Work to complete:
Below are some records. Copy every line in them that holds "第一道防线".
-- Start Data provided --
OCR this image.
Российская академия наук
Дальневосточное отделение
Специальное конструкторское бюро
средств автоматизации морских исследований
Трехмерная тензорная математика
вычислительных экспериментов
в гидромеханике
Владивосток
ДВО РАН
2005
-- End Data provided --
-- Start Data provided --
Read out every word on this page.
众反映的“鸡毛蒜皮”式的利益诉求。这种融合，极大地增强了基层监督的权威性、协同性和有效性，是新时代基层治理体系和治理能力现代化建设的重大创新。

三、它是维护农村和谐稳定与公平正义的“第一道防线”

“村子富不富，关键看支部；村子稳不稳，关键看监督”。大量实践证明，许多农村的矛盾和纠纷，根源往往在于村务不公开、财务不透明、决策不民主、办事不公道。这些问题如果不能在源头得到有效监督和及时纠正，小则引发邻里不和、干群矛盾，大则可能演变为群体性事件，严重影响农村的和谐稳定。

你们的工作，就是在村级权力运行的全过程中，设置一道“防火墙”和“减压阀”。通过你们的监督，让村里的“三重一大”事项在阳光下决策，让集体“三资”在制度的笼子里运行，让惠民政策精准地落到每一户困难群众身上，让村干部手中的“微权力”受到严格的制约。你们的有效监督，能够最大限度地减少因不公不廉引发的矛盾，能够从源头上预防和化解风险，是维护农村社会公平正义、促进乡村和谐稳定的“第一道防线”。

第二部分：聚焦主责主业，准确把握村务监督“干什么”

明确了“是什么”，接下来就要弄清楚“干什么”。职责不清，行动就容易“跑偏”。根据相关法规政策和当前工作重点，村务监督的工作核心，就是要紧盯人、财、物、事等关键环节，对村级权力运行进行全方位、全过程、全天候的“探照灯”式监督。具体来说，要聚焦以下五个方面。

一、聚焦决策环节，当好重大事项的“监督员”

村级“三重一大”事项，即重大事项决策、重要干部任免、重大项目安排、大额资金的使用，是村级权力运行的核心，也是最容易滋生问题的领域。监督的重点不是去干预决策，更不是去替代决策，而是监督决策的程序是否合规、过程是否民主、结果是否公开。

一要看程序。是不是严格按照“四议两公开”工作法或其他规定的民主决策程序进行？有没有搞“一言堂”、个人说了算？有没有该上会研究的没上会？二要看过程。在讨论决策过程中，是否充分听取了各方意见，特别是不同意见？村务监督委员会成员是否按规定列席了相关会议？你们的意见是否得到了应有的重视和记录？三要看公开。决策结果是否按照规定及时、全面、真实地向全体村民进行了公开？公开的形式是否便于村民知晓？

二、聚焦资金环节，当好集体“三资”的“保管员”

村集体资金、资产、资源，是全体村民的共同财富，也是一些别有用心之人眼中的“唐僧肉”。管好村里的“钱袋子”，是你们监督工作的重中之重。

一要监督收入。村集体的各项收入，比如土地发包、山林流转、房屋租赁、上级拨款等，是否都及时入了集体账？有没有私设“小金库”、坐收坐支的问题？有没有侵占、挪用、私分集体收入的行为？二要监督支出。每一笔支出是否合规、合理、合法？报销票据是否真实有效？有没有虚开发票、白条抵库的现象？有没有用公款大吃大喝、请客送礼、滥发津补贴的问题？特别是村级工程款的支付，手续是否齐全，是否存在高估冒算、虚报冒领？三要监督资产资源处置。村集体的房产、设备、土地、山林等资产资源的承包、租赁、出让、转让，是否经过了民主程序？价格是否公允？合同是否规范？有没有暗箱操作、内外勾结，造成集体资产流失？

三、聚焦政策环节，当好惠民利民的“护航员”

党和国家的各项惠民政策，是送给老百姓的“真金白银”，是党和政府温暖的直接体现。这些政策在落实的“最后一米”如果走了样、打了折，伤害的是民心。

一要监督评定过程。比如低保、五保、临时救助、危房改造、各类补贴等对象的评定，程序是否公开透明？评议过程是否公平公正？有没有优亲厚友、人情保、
-- End Data provided --
Answer to the task:
三、它是维护农村和谐稳定与公平正义的“第一道防线”
你们的工作，就是在村级权力运行的全过程中，设置一道“防火墙”和“减压阀”。通过你们的监督，让村里的“三重一大”事项在阳光下决策，让集体“三资”在制度的笼子里运行，让惠民政策精准地落到每一户困难群众身上，让村干部手中的“微权力”受到严格的制约。你们的有效监督，能够最大限度地减少因不公不廉引发的矛盾，能够从源头上预防和化解风险，是维护农村社会公平正义、促进乡村和谐稳定的“第一道防线”。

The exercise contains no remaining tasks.